#### [AIM]
Your answer should be only a number: how many lines include the word "Taxe".

#### [TASK MATERIAL]
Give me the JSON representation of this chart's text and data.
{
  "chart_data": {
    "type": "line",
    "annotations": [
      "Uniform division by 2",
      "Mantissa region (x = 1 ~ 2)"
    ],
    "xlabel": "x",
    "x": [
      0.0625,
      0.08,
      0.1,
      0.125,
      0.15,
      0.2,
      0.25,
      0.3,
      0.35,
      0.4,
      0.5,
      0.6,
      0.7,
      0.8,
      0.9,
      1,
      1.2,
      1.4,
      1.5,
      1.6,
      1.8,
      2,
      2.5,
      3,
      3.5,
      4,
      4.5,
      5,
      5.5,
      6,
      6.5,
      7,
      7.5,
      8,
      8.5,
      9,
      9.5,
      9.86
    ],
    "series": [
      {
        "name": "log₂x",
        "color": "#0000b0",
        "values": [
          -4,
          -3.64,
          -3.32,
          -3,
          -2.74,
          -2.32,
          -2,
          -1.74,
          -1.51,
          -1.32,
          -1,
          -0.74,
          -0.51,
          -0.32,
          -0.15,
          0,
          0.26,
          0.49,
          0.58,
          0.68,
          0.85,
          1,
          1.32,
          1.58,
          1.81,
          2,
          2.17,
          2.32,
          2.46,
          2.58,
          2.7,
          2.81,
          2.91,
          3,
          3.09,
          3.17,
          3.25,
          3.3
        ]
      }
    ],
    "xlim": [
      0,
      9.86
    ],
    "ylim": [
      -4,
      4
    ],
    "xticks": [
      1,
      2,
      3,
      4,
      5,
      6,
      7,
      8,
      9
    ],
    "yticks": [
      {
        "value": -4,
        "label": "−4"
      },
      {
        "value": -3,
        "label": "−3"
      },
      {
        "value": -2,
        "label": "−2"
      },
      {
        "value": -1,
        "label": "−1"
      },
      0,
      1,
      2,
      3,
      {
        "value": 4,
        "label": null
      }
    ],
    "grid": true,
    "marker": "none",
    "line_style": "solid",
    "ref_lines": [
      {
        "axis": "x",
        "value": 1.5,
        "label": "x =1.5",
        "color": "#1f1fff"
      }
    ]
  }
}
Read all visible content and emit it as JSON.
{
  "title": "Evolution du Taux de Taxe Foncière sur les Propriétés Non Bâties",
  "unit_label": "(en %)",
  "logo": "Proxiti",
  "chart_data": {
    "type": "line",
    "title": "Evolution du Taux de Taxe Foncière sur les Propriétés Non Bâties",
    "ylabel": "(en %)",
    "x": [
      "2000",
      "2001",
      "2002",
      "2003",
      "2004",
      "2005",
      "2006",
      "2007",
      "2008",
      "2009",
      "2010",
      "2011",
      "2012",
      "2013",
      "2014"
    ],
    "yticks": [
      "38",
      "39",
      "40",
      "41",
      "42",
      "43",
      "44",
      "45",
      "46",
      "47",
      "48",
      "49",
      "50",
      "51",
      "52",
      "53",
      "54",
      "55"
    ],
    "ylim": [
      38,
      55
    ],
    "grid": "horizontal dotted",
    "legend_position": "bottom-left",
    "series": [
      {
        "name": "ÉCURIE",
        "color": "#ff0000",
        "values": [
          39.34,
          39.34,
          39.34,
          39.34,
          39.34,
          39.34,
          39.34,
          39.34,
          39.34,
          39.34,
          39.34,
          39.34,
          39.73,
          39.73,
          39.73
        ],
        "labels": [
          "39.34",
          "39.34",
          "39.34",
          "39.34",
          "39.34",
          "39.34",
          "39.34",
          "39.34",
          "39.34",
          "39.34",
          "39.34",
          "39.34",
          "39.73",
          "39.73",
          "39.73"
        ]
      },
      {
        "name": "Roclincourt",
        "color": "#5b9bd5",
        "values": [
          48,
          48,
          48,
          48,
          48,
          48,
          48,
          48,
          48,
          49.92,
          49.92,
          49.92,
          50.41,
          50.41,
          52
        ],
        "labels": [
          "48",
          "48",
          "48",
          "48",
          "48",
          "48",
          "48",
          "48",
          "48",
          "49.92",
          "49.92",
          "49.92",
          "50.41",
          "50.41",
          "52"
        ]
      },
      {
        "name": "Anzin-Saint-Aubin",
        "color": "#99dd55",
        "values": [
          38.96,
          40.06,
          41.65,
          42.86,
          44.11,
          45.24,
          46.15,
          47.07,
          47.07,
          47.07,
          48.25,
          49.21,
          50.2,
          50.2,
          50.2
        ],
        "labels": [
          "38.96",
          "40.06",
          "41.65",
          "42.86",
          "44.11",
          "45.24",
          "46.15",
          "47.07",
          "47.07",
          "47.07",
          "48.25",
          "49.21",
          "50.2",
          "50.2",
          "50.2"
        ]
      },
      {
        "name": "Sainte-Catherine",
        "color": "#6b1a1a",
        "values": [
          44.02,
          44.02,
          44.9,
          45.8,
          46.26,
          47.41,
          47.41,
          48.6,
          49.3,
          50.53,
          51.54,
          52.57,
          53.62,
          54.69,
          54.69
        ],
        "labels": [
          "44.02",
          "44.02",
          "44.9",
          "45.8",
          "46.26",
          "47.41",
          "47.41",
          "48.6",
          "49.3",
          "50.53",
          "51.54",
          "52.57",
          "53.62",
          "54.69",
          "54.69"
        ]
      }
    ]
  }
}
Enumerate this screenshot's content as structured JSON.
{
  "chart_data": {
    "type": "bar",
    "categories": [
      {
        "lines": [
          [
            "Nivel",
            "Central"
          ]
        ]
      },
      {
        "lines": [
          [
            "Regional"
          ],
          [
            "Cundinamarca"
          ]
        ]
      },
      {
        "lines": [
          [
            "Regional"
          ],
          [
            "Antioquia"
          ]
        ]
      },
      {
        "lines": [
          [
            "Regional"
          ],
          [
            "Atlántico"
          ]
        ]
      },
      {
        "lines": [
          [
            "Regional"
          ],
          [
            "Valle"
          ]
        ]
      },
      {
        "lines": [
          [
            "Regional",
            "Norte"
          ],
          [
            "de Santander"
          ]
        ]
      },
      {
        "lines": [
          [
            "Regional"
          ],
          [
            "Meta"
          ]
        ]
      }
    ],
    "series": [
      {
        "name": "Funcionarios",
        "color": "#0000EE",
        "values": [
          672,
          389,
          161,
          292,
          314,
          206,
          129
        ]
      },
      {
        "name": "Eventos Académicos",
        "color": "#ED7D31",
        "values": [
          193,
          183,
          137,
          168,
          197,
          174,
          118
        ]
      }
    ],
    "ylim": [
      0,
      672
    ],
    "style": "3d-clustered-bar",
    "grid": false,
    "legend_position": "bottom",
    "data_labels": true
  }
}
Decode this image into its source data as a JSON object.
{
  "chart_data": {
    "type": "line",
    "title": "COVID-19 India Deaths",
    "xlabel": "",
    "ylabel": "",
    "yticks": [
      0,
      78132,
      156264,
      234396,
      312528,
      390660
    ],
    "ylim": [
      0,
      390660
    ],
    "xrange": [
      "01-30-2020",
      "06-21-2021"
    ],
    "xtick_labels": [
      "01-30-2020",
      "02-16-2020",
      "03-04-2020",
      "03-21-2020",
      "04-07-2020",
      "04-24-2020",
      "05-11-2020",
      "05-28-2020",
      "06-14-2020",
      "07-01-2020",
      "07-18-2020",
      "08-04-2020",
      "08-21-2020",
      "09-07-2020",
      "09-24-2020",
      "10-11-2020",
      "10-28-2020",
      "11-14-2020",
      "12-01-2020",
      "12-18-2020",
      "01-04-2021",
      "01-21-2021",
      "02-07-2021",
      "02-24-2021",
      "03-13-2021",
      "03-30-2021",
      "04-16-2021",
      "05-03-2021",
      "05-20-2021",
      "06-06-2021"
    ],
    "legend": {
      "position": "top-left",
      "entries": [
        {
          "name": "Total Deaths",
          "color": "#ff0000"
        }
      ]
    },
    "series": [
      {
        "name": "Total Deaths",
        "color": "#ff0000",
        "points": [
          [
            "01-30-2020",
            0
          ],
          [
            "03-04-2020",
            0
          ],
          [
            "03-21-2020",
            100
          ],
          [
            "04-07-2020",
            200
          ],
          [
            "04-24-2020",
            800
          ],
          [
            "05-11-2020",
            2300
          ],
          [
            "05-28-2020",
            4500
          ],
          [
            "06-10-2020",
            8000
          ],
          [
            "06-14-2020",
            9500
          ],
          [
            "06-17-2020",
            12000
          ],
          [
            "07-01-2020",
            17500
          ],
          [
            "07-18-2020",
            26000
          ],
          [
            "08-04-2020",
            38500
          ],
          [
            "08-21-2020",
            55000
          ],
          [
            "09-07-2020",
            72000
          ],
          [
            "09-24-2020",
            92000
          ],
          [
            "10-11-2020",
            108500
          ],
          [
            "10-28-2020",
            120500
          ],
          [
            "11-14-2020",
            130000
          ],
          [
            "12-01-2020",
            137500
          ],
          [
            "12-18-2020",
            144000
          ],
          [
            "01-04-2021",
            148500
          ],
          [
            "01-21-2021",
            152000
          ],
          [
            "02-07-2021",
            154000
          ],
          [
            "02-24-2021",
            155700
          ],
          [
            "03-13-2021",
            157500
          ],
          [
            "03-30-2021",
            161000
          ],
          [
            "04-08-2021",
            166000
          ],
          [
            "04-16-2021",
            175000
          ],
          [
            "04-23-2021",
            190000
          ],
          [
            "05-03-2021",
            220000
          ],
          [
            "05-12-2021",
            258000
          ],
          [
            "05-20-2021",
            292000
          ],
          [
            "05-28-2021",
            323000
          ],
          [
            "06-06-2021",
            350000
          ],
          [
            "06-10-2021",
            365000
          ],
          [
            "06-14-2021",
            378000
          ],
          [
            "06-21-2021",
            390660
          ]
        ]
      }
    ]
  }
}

#### [RESPONSE]
2